start Records for the task

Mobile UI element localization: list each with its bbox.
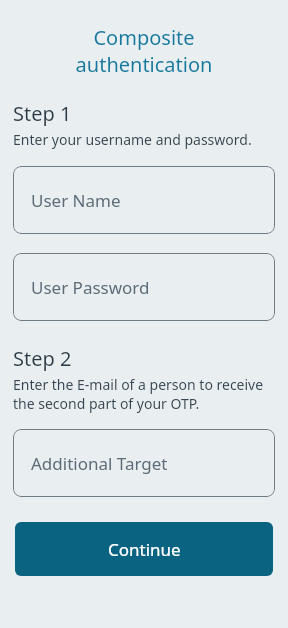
staticText: Composite authentication	[23, 24, 265, 78]
button[interactable]: User Password	[13, 253, 275, 321]
staticText: User Name	[31, 189, 121, 212]
button[interactable]: Additional Target	[13, 429, 275, 497]
button[interactable]: Continue	[15, 522, 273, 576]
button[interactable]: User Name	[13, 166, 275, 234]
staticText: User Password	[31, 276, 150, 299]
staticText: Enter your username and password.	[13, 130, 252, 149]
staticText: Step 1	[13, 100, 72, 127]
staticText: Continue	[108, 538, 181, 561]
staticText: Enter the E-mail of a person to receive …	[13, 375, 275, 413]
staticText: Additional Target	[31, 452, 168, 475]
staticText: Step 2	[13, 345, 72, 372]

end Records for the task

• [Work to complete]: Rewrite these lines with every "User Name" changed to "Login ID" and nothing else changed. Leave out the pictures.

• [Result of this task]:
Mobile UI element localization: list each with its bbox.
staticText: Composite authentication	[23, 24, 265, 78]
button[interactable]: User Password	[13, 253, 275, 321]
staticText: Login ID	[31, 189, 121, 212]
button[interactable]: Additional Target	[13, 429, 275, 497]
button[interactable]: Continue	[15, 522, 273, 576]
button[interactable]: Login ID	[13, 166, 275, 234]
staticText: User Password	[31, 276, 150, 299]
staticText: Enter your username and password.	[13, 130, 252, 149]
staticText: Step 1	[13, 100, 72, 127]
staticText: Continue	[108, 538, 181, 561]
staticText: Enter the E-mail of a person to receive …	[13, 375, 275, 413]
staticText: Additional Target	[31, 452, 168, 475]
staticText: Step 2	[13, 345, 72, 372]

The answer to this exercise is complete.